Data to use:

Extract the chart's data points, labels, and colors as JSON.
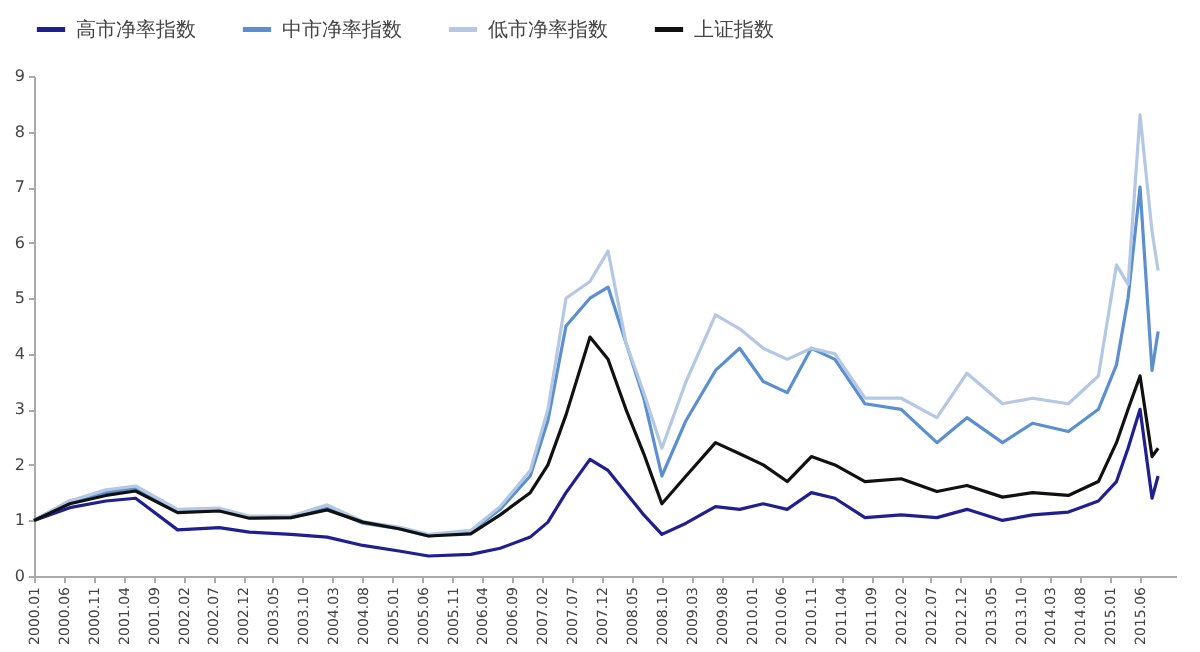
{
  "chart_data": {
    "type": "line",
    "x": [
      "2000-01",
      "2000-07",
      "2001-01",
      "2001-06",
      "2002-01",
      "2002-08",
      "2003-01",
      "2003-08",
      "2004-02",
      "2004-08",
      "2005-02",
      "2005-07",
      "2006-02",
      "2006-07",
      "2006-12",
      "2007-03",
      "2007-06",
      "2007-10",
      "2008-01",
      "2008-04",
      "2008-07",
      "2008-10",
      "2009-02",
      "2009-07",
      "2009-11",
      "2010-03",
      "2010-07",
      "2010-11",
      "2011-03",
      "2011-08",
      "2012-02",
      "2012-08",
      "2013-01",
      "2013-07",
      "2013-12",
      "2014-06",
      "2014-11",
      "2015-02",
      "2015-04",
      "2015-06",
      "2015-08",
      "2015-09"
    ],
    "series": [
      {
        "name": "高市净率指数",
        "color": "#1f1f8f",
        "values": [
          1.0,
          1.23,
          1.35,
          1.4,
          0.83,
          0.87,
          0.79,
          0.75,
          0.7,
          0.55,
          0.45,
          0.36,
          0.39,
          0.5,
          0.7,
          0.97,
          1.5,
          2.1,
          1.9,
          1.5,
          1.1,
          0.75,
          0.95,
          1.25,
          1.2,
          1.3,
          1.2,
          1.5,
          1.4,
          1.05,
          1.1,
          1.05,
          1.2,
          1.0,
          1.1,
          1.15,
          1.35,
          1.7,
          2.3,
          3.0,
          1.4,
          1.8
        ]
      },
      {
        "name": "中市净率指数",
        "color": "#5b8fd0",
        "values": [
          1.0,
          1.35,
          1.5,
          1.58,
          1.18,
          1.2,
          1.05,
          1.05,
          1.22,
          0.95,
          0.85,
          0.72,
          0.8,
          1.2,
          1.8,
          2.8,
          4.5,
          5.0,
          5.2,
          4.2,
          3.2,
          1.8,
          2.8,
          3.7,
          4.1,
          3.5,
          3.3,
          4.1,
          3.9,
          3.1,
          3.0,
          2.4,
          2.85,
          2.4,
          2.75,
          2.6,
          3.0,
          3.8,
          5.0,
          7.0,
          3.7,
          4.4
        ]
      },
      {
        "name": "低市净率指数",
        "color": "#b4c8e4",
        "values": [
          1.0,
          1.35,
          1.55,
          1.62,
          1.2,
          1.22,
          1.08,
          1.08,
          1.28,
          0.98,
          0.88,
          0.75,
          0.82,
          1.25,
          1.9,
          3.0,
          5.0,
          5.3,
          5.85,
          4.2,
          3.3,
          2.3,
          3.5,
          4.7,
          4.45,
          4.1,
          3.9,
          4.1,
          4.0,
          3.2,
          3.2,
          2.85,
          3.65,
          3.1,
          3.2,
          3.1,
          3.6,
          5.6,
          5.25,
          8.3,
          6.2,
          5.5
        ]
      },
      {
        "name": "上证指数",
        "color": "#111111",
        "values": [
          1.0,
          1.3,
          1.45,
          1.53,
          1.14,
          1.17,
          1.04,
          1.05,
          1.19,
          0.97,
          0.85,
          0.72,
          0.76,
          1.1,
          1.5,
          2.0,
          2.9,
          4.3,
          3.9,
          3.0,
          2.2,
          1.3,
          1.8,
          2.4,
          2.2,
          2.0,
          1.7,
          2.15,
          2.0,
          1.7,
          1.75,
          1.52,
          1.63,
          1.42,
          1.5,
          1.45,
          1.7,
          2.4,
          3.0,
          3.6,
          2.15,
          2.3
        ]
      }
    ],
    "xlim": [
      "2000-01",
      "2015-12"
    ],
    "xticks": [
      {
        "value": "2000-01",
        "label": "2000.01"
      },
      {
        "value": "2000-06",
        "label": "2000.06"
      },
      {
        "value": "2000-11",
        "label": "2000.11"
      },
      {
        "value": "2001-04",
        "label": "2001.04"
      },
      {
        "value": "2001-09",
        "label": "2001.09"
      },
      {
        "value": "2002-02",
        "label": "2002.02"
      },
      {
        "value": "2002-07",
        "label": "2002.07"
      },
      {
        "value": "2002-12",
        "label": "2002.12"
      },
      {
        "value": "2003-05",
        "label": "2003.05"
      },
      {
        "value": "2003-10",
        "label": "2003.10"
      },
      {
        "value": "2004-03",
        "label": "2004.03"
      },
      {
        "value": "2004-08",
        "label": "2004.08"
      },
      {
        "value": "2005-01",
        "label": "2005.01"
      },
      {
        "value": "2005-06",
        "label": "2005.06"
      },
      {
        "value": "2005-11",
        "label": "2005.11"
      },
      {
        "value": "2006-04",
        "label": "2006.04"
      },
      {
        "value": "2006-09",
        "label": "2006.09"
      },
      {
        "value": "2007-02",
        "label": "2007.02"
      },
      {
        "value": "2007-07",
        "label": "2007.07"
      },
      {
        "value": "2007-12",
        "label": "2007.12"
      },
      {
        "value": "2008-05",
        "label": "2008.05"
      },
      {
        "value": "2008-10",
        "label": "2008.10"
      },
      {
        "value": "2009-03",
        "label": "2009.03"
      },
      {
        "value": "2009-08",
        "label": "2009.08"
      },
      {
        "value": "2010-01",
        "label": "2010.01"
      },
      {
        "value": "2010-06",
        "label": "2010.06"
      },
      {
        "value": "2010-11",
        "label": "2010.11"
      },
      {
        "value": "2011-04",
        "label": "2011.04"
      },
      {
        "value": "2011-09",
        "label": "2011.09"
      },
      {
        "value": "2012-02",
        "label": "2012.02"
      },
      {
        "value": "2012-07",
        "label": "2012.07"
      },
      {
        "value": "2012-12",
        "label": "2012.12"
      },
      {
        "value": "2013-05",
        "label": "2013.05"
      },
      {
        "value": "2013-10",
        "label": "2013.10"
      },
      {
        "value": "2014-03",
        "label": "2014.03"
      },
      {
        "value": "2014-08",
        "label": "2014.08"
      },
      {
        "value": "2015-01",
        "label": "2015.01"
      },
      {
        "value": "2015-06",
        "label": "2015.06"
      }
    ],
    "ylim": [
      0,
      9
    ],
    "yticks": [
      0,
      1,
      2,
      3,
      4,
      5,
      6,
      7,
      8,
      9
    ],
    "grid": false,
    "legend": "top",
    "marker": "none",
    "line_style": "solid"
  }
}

* * *

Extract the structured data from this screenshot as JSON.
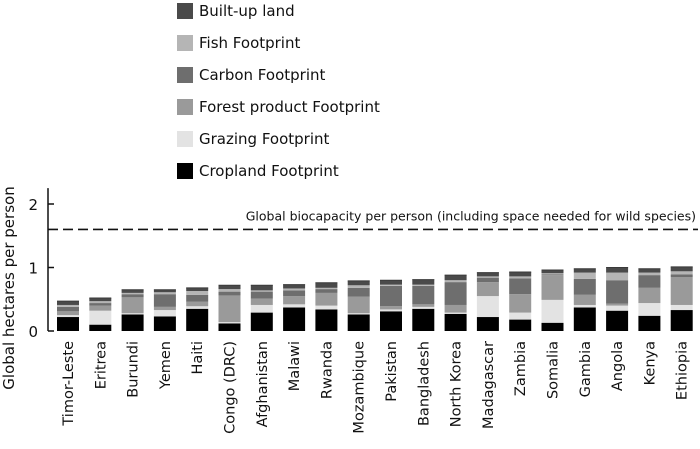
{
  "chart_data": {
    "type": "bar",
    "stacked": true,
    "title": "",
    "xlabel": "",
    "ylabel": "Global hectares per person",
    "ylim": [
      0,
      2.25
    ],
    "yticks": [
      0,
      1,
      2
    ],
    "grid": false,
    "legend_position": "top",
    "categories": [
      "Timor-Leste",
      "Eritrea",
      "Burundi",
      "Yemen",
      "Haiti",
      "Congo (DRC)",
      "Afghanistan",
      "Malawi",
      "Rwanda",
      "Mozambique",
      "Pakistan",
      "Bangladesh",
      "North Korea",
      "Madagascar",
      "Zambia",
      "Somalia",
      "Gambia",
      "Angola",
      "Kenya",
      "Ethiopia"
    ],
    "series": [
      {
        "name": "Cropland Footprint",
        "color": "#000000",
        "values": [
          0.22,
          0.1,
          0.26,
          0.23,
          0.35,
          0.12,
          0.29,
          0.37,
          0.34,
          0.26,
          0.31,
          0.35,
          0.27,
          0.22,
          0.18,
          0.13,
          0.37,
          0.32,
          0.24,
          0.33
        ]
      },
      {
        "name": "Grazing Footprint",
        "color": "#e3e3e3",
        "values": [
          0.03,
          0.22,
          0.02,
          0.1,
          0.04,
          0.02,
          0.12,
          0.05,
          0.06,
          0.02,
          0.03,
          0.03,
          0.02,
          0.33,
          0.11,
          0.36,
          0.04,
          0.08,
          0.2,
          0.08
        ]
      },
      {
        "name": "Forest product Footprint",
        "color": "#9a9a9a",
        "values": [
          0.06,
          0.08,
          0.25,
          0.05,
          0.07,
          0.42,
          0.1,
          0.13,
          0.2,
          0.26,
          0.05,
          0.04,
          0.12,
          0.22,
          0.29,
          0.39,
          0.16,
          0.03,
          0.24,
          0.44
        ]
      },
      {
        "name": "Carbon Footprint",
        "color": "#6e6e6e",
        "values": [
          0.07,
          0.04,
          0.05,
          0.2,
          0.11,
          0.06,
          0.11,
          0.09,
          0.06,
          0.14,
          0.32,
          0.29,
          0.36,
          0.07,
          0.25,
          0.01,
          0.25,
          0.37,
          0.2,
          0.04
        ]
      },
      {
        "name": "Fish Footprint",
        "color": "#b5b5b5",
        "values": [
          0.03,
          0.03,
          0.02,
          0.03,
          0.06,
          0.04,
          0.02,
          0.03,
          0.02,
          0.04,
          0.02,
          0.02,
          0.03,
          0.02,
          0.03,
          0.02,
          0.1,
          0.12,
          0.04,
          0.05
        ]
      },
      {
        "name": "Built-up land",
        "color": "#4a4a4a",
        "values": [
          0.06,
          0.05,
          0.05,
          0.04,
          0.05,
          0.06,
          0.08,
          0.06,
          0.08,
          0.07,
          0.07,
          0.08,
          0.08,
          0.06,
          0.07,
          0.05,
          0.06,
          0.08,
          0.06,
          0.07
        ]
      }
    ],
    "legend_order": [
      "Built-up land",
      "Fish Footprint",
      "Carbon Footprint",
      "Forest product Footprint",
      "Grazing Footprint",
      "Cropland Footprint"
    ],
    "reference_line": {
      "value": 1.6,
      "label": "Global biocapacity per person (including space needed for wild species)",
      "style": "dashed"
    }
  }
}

Exercise goal:
Track down all lines above with the string "Extract" and copy them.

Exercise result:
Extract the chart's data points, labels, and colors as JSON.
Extract the structured data from this screenshot as JSON.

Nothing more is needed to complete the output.